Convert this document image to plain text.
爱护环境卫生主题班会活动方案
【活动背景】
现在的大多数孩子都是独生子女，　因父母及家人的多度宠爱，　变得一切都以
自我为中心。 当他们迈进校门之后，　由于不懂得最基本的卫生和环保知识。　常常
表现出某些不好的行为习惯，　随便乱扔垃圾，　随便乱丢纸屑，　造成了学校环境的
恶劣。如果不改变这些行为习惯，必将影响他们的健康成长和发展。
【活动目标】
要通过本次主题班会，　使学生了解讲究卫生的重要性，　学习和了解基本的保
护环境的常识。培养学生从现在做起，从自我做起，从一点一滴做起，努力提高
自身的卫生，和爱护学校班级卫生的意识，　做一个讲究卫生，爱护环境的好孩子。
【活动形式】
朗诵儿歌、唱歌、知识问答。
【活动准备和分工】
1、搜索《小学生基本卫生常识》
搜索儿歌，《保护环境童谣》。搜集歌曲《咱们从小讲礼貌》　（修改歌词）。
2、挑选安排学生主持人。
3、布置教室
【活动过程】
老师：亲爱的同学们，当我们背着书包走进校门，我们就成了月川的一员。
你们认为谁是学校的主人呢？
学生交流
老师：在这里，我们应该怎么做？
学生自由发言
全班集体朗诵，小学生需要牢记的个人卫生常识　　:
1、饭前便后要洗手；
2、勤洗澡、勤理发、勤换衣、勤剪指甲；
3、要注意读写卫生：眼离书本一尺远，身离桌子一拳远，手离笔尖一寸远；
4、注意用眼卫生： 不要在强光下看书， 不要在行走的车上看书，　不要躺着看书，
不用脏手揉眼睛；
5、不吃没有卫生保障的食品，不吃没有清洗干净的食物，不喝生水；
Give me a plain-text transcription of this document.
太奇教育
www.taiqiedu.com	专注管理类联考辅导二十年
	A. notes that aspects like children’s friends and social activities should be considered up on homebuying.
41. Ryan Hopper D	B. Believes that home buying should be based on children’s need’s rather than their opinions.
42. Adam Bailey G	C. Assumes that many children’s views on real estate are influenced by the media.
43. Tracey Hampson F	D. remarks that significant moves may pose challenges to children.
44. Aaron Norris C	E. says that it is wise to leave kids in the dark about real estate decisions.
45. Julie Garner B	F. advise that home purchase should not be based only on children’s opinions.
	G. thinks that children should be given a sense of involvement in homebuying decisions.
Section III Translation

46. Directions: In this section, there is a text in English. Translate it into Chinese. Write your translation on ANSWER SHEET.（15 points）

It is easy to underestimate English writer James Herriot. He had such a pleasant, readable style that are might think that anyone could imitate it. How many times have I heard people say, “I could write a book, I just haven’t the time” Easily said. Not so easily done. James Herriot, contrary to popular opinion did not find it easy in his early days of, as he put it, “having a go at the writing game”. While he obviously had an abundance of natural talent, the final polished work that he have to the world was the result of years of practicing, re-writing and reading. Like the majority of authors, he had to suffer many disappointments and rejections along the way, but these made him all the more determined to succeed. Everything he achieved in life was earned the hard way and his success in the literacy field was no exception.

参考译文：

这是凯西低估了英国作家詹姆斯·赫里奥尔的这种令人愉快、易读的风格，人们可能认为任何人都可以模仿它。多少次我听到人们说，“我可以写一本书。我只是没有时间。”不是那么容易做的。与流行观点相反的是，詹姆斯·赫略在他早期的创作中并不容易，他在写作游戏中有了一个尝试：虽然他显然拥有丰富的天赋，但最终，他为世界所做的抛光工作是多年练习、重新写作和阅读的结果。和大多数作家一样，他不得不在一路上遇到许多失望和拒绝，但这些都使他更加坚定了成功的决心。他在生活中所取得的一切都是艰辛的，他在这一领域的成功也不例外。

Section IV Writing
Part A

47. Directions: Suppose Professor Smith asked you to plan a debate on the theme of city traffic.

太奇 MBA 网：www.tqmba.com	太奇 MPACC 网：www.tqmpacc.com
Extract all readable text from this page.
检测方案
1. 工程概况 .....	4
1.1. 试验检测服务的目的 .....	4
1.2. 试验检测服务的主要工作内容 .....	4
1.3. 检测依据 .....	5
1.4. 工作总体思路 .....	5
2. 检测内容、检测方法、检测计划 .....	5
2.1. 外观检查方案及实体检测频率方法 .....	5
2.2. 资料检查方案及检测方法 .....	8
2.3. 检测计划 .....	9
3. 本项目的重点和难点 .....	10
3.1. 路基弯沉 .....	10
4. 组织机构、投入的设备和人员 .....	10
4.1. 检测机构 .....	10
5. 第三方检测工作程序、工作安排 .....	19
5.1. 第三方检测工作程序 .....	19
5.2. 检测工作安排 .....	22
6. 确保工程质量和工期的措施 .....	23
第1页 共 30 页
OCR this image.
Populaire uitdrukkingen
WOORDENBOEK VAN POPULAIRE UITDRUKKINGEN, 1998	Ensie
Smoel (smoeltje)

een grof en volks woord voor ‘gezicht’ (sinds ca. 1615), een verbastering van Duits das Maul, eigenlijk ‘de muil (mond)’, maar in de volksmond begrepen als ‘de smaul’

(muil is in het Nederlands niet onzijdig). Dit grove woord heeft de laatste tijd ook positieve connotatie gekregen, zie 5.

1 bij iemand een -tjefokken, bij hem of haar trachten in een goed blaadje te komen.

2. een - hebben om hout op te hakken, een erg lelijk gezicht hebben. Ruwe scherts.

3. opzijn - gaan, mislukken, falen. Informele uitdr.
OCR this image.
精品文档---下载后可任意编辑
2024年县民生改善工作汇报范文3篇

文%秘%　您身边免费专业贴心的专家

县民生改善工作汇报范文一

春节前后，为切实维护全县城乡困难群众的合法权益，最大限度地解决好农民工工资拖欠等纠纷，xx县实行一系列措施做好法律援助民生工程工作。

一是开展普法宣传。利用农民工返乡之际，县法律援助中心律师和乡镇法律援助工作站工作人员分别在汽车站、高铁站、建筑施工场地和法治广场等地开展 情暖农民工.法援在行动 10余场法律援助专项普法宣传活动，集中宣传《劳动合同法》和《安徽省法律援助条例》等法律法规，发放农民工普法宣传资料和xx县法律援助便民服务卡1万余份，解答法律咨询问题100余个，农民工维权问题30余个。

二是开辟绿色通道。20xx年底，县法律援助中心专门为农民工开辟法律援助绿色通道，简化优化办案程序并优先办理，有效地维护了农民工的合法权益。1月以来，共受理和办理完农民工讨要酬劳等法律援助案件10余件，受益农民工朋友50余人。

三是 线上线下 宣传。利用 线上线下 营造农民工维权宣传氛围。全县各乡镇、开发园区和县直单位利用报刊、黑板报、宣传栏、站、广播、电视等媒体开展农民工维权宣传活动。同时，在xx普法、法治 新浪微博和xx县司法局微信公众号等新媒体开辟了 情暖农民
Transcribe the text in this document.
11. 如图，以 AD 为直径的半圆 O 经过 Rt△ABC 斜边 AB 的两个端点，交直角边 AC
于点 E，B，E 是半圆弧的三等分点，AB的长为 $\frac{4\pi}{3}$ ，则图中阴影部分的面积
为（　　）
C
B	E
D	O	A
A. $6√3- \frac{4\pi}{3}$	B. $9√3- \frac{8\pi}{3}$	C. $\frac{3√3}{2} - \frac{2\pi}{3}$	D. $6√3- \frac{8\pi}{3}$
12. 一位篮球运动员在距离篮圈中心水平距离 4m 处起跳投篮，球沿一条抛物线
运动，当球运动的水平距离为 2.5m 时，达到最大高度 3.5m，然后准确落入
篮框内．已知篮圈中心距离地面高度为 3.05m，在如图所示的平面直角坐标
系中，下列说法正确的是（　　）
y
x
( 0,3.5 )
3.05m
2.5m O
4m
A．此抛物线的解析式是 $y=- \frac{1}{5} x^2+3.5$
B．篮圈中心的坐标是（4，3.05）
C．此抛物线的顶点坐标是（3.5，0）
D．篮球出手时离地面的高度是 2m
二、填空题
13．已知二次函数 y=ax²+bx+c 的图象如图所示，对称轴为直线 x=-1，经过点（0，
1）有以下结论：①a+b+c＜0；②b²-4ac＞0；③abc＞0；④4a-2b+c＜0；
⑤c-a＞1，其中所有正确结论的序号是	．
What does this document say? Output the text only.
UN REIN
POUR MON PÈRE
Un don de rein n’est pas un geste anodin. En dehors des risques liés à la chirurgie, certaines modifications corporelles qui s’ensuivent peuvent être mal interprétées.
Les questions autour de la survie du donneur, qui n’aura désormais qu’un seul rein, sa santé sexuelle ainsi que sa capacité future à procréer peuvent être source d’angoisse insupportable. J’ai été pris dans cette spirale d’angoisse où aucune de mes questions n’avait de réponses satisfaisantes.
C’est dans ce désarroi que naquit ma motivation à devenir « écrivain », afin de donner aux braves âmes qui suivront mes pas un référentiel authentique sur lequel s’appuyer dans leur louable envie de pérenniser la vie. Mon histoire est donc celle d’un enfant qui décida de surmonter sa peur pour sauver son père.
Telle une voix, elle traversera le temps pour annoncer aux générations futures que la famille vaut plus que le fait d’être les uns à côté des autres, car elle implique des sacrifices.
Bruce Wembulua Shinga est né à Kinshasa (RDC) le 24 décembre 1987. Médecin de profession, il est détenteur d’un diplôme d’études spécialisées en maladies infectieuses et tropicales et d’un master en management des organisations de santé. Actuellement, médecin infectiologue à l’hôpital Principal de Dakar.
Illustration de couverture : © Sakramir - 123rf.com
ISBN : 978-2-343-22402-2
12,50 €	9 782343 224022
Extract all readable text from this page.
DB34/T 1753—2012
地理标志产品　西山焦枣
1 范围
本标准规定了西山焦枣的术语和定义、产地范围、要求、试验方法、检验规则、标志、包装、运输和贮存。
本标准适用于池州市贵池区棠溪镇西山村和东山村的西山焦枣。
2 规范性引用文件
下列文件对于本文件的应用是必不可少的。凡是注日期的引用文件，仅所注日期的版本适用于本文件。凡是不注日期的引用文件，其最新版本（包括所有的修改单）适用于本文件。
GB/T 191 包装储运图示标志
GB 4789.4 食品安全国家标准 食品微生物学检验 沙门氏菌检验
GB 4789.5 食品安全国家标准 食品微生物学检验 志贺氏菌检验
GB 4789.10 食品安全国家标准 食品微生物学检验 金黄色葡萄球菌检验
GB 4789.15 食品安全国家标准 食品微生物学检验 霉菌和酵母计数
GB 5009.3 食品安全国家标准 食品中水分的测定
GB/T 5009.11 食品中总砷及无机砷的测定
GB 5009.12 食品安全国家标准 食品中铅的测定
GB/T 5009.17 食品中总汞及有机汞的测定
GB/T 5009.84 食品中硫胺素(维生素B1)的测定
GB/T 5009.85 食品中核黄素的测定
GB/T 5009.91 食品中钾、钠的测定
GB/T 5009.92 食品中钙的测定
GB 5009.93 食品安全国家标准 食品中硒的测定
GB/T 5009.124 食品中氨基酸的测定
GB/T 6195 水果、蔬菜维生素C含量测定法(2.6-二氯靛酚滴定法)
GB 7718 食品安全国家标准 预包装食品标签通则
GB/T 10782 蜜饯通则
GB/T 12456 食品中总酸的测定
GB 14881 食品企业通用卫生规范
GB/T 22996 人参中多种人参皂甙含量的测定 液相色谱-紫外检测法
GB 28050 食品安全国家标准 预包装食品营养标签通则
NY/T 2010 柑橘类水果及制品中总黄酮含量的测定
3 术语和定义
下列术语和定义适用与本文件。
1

> _Written task_
Return all lines containing the word "santé".

> _Exercise response_
Les questions autour de la survie du donneur, qui n’aura désormais qu’un seul rein, sa santé sexuelle ainsi que sa capacité future à procréer peuvent être source d’angoisse insupportable. J’ai été pris dans cette spirale d’angoisse où aucune de mes questions n’avait de réponses satisfaisantes.
Bruce Wembulua Shinga est né à Kinshasa (RDC) le 24 décembre 1987. Médecin de profession, il est détenteur d’un diplôme d’études spécialisées en maladies infectieuses et tropicales et d’un master en management des organisations de santé. Actuellement, médecin infectiologue à l’hôpital Principal de Dakar.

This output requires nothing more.